>> begin Dataset records
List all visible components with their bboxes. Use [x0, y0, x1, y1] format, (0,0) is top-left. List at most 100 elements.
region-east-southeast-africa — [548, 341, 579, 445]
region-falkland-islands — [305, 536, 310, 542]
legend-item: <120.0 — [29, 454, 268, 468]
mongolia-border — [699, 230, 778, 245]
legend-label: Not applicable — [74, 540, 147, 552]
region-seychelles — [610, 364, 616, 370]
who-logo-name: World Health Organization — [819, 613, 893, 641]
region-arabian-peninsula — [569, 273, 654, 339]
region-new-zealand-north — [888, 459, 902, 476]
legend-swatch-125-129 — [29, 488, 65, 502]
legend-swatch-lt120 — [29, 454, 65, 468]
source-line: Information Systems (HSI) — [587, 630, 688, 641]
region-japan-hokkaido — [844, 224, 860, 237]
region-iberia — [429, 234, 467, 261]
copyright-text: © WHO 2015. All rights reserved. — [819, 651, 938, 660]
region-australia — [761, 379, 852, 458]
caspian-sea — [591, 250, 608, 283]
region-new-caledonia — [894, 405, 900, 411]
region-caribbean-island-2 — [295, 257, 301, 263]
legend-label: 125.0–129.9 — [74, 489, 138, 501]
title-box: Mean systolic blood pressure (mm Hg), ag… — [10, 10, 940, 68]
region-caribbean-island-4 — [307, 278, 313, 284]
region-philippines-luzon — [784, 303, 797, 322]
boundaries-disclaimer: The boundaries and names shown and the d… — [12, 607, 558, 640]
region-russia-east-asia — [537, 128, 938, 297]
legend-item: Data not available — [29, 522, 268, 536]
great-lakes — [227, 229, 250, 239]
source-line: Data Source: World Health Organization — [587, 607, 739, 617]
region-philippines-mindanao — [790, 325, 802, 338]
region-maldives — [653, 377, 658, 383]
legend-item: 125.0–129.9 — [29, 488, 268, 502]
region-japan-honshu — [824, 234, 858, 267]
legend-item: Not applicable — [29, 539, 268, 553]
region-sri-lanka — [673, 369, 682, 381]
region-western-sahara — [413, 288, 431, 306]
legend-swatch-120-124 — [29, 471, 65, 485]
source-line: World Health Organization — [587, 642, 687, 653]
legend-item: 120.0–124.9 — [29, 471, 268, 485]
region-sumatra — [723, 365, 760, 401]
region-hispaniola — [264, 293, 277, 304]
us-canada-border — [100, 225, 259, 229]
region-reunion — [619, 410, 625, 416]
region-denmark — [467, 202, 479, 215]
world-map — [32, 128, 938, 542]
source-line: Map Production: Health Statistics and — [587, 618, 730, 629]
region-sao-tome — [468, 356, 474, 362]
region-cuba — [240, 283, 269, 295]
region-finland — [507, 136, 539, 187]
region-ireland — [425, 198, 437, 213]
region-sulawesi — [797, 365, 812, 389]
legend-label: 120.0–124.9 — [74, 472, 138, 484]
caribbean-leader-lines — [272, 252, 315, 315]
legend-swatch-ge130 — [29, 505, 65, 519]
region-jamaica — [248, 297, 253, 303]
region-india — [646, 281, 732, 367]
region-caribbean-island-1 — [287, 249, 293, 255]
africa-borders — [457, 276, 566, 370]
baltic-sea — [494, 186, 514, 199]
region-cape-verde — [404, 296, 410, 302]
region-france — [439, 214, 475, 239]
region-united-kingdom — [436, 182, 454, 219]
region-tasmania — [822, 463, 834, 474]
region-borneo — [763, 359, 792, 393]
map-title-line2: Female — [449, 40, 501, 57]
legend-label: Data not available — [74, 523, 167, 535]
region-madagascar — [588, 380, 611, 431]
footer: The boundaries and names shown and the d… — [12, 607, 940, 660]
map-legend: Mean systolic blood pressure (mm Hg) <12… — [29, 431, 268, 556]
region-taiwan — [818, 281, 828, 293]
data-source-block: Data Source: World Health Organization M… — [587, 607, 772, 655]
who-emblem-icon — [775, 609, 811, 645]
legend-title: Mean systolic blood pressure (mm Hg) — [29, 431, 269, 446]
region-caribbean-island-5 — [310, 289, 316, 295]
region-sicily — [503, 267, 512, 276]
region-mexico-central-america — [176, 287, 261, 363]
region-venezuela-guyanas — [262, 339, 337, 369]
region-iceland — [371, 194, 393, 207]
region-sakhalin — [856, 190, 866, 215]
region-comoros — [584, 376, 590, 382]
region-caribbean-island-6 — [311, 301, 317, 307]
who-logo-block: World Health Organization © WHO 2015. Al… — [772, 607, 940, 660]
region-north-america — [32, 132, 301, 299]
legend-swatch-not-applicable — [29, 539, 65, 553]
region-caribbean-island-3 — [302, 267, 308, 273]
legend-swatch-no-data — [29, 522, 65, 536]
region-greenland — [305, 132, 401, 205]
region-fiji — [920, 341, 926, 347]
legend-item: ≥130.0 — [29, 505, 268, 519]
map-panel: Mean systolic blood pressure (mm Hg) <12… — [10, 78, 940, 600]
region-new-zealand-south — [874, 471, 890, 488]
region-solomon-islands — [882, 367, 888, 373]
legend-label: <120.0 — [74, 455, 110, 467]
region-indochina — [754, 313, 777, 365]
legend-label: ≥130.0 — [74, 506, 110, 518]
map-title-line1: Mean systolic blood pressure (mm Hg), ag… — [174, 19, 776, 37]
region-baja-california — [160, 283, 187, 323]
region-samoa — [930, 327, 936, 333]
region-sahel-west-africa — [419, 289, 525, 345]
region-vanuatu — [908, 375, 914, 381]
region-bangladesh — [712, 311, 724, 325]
>> end Dataset records
Please output every line of the item above as a JSON list of strings, one string per line, with blank lines left out.

Written response:
[
  "List all visible components with their bboxes. Use [x0, y0, x1, y1] format, (0,0) is top-left. List at most 100 elements.",
  "region-east-southeast-africa — [548, 341, 579, 445]",
  "region-falkland-islands — [305, 536, 310, 542]",
  "legend-item: <120.0 — [29, 454, 268, 468]",
  "mongolia-border — [699, 230, 778, 245]",
  "legend-label: Not applicable — [74, 540, 147, 552]",
  "region-seychelles — [610, 364, 616, 370]",
  "who-logo-name: World Health Organization — [819, 613, 893, 641]",
  "region-arabian-peninsula — [569, 273, 654, 339]",
  "region-new-zealand-north — [888, 459, 902, 476]",
  "legend-swatch-125-129 — [29, 488, 65, 502]",
  "legend-swatch-lt120 — [29, 454, 65, 468]",
  "source-line: Information Systems (HSI) — [587, 630, 688, 641]",
  "region-japan-hokkaido — [844, 224, 860, 237]",
  "region-iberia — [429, 234, 467, 261]",
  "copyright-text: © WHO 2015. All rights reserved. — [819, 651, 938, 660]",
  "region-australia — [761, 379, 852, 458]",
  "caspian-sea — [591, 250, 608, 283]",
  "region-new-caledonia — [894, 405, 900, 411]",
  "region-caribbean-island-2 — [295, 257, 301, 263]",
  "legend-label: 125.0–129.9 — [74, 489, 138, 501]",
  "title-box: Mean systolic blood pressure (mm Hg), ag… — [10, 10, 940, 68]",
  "region-caribbean-island-4 — [307, 278, 313, 284]",
  "region-philippines-luzon — [784, 303, 797, 322]",
  "boundaries-disclaimer: The boundaries and names shown and the d… — [12, 607, 558, 640]",
  "region-russia-east-asia — [537, 128, 938, 297]",
  "legend-item: Data not available — [29, 522, 268, 536]",
  "great-lakes — [227, 229, 250, 239]",
  "source-line: Data Source: World Health Organization — [587, 607, 739, 617]",
  "region-philippines-mindanao — [790, 325, 802, 338]",
  "region-maldives — [653, 377, 658, 383]",
  "legend-item: 125.0–129.9 — [29, 488, 268, 502]",
  "region-japan-honshu — [824, 234, 858, 267]",
  "legend-item: Not applicable — [29, 539, 268, 553]",
  "region-sri-lanka — [673, 369, 682, 381]",
  "region-western-sahara — [413, 288, 431, 306]",
  "legend-swatch-120-124 — [29, 471, 65, 485]",
  "source-line: World Health Organization — [587, 642, 687, 653]",
  "legend-item: 120.0–124.9 — [29, 471, 268, 485]",
  "region-sumatra — [723, 365, 760, 401]",
  "region-hispaniola — [264, 293, 277, 304]",
  "us-canada-border — [100, 225, 259, 229]",
  "region-reunion — [619, 410, 625, 416]",
  "region-denmark — [467, 202, 479, 215]",
  "world-map — [32, 128, 938, 542]",
  "source-line: Map Production: Health Statistics and — [587, 618, 730, 629]",
  "region-sao-tome — [468, 356, 474, 362]",
  "region-cuba — [240, 283, 269, 295]",
  "region-finland — [507, 136, 539, 187]",
  "region-ireland — [425, 198, 437, 213]",
  "region-sulawesi — [797, 365, 812, 389]",
  "legend-label: 120.0–124.9 — [74, 472, 138, 484]",
  "caribbean-leader-lines — [272, 252, 315, 315]",
  "legend-swatch-ge130 — [29, 505, 65, 519]",
  "region-jamaica — [248, 297, 253, 303]",
  "region-india — [646, 281, 732, 367]",
  "region-caribbean-island-1 — [287, 249, 293, 255]",
  "africa-borders — [457, 276, 566, 370]",
  "baltic-sea — [494, 186, 514, 199]",
  "region-cape-verde — [404, 296, 410, 302]",
  "region-france — [439, 214, 475, 239]",
  "region-united-kingdom — [436, 182, 454, 219]",
  "region-tasmania — [822, 463, 834, 474]",
  "region-borneo — [763, 359, 792, 393]",
  "map-title-line2: Female — [449, 40, 501, 57]",
  "legend-label: Data not available — [74, 523, 167, 535]",
  "region-madagascar — [588, 380, 611, 431]",
  "footer: The boundaries and names shown and the d… — [12, 607, 940, 660]",
  "map-legend: Mean systolic blood pressure (mm Hg) <12… — [29, 431, 268, 556]",
  "region-taiwan — [818, 281, 828, 293]",
  "data-source-block: Data Source: World Health Organization M… — [587, 607, 772, 655]",
  "who-emblem-icon — [775, 609, 811, 645]",
  "legend-title: Mean systolic blood pressure (mm Hg) — [29, 431, 269, 446]",
  "region-caribbean-island-5 — [310, 289, 316, 295]",
  "region-sicily — [503, 267, 512, 276]",
  "region-mexico-central-america — [176, 287, 261, 363]",
  "region-venezuela-guyanas — [262, 339, 337, 369]",
  "region-iceland — [371, 194, 393, 207]",
  "region-sakhalin — [856, 190, 866, 215]",
  "region-comoros — [584, 376, 590, 382]",
  "region-caribbean-island-6 — [311, 301, 317, 307]",
  "who-logo-block: World Health Organization © WHO 2015. Al… — [772, 607, 940, 660]",
  "region-north-america — [32, 132, 301, 299]",
  "legend-swatch-not-applicable — [29, 539, 65, 553]",
  "region-caribbean-island-3 — [302, 267, 308, 273]",
  "legend-swatch-no-data — [29, 522, 65, 536]",
  "region-greenland — [305, 132, 401, 205]",
  "region-fiji — [920, 341, 926, 347]",
  "legend-item: ≥130.0 — [29, 505, 268, 519]",
  "map-panel: Mean systolic blood pressure (mm Hg) <12… — [10, 78, 940, 600]",
  "region-new-zealand-south — [874, 471, 890, 488]",
  "region-solomon-islands — [882, 367, 888, 373]",
  "legend-label: <120.0 — [74, 455, 110, 467]",
  "region-indochina — [754, 313, 777, 365]",
  "legend-label: ≥130.0 — [74, 506, 110, 518]",
  "map-title-line1: Mean systolic blood pressure (mm Hg), ag… — [174, 19, 776, 37]",
  "region-baja-california — [160, 283, 187, 323]",
  "region-samoa — [930, 327, 936, 333]",
  "region-sahel-west-africa — [419, 289, 525, 345]",
  "region-vanuatu — [908, 375, 914, 381]",
  "region-bangladesh — [712, 311, 724, 325]"
]